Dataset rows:

____________________

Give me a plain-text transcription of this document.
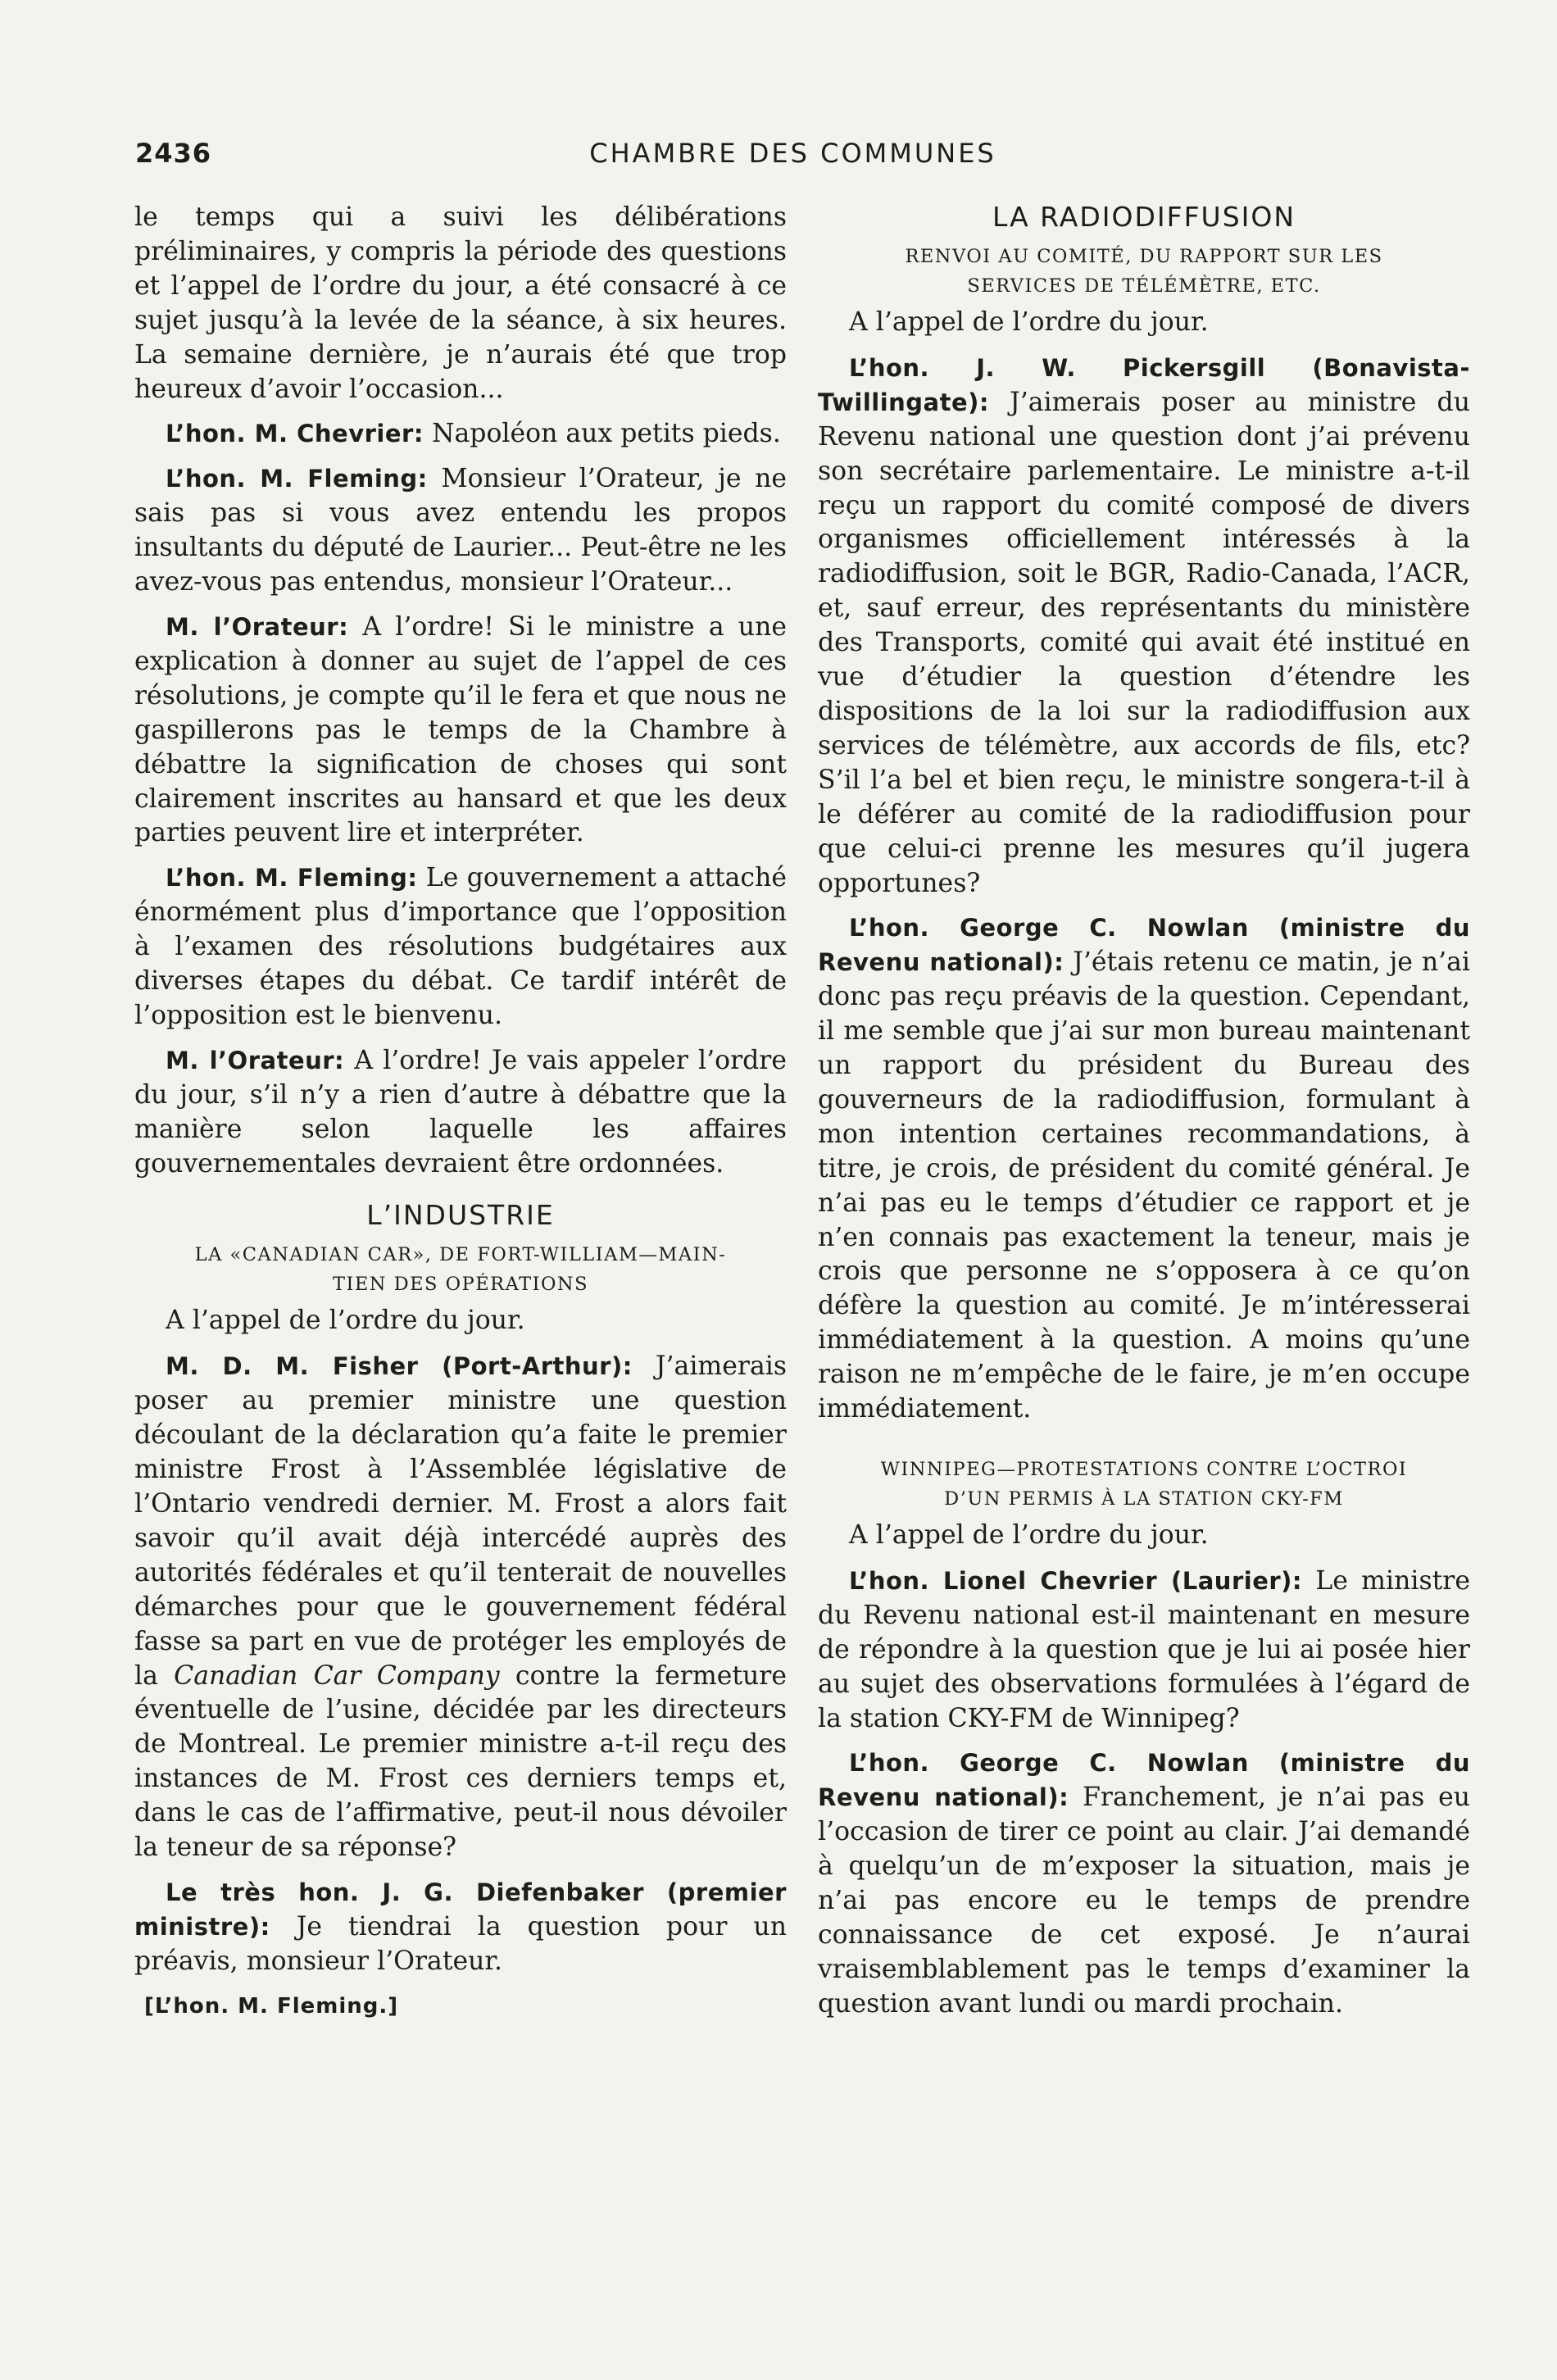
2436	CHAMBRE DES COMMUNES

le temps qui a suivi les délibérations préliminaires, y compris la période des questions et l’appel de l’ordre du jour, a été consacré à ce sujet jusqu’à la levée de la séance, à six heures. La semaine dernière, je n’aurais été que trop heureux d’avoir l’occasion...

L’hon. M. Chevrier: Napoléon aux petits pieds.

L’hon. M. Fleming: Monsieur l’Orateur, je ne sais pas si vous avez entendu les propos insultants du député de Laurier... Peut-être ne les avez-vous pas entendus, monsieur l’Orateur...

M. l’Orateur: A l’ordre! Si le ministre a une explication à donner au sujet de l’appel de ces résolutions, je compte qu’il le fera et que nous ne gaspillerons pas le temps de la Chambre à débattre la signification de choses qui sont clairement inscrites au hansard et que les deux parties peuvent lire et interpréter.

L’hon. M. Fleming: Le gouvernement a attaché énormément plus d’importance que l’opposition à l’examen des résolutions budgétaires aux diverses étapes du débat. Ce tardif intérêt de l’opposition est le bienvenu.

M. l’Orateur: A l’ordre! Je vais appeler l’ordre du jour, s’il n’y a rien d’autre à débattre que la manière selon laquelle les affaires gouvernementales devraient être ordonnées.

L’INDUSTRIE
LA «CANADIAN CAR», DE FORT-WILLIAM—MAIN-
TIEN DES OPÉRATIONS

A l’appel de l’ordre du jour.

M. D. M. Fisher (Port-Arthur): J’aimerais poser au premier ministre une question découlant de la déclaration qu’a faite le premier ministre Frost à l’Assemblée législative de l’Ontario vendredi dernier. M. Frost a alors fait savoir qu’il avait déjà intercédé auprès des autorités fédérales et qu’il tenterait de nouvelles démarches pour que le gouvernement fédéral fasse sa part en vue de protéger les employés de la Canadian Car Company contre la fermeture éventuelle de l’usine, décidée par les directeurs de Montreal. Le premier ministre a-t-il reçu des instances de M. Frost ces derniers temps et, dans le cas de l’affirmative, peut-il nous dévoiler la teneur de sa réponse?

Le très hon. J. G. Diefenbaker (premier ministre): Je tiendrai la question pour un préavis, monsieur l’Orateur.

[L’hon. M. Fleming.]
LA RADIODIFFUSION
RENVOI AU COMITÉ, DU RAPPORT SUR LES
SERVICES DE TÉLÉMÈTRE, ETC.

A l’appel de l’ordre du jour.

L’hon. J. W. Pickersgill (Bonavista-Twillingate): J’aimerais poser au ministre du Revenu national une question dont j’ai prévenu son secrétaire parlementaire. Le ministre a-t-il reçu un rapport du comité composé de divers organismes officiellement intéressés à la radiodiffusion, soit le BGR, Radio-Canada, l’ACR, et, sauf erreur, des représentants du ministère des Transports, comité qui avait été institué en vue d’étudier la question d’étendre les dispositions de la loi sur la radiodiffusion aux services de télémètre, aux accords de fils, etc? S’il l’a bel et bien reçu, le ministre songera-t-il à le déférer au comité de la radiodiffusion pour que celui-ci prenne les mesures qu’il jugera opportunes?

L’hon. George C. Nowlan (ministre du Revenu national): J’étais retenu ce matin, je n’ai donc pas reçu préavis de la question. Cependant, il me semble que j’ai sur mon bureau maintenant un rapport du président du Bureau des gouverneurs de la radiodiffusion, formulant à mon intention certaines recommandations, à titre, je crois, de président du comité général. Je n’ai pas eu le temps d’étudier ce rapport et je n’en connais pas exactement la teneur, mais je crois que personne ne s’opposera à ce qu’on défère la question au comité. Je m’intéresserai immédiatement à la question. A moins qu’une raison ne m’empêche de le faire, je m’en occupe immédiatement.

WINNIPEG—PROTESTATIONS CONTRE L’OCTROI
D’UN PERMIS À LA STATION CKY-FM

A l’appel de l’ordre du jour.

L’hon. Lionel Chevrier (Laurier): Le ministre du Revenu national est-il maintenant en mesure de répondre à la question que je lui ai posée hier au sujet des observations formulées à l’égard de la station CKY-FM de Winnipeg?

L’hon. George C. Nowlan (ministre du Revenu national): Franchement, je n’ai pas eu l’occasion de tirer ce point au clair. J’ai demandé à quelqu’un de m’exposer la situation, mais je n’ai pas encore eu le temps de prendre connaissance de cet exposé. Je n’aurai vraisemblablement pas le temps d’examiner la question avant lundi ou mardi prochain.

____________________

__Description of the task__.
Check every line of the data above for the string "monsieur", and copy those that have it.

__Complete answer__.
L’hon. M. Fleming: Monsieur l’Orateur, je ne sais pas si vous avez entendu les propos insultants du député de Laurier... Peut-être ne les avez-vous pas entendus, monsieur l’Orateur...
Le très hon. J. G. Diefenbaker (premier ministre): Je tiendrai la question pour un préavis, monsieur l’Orateur.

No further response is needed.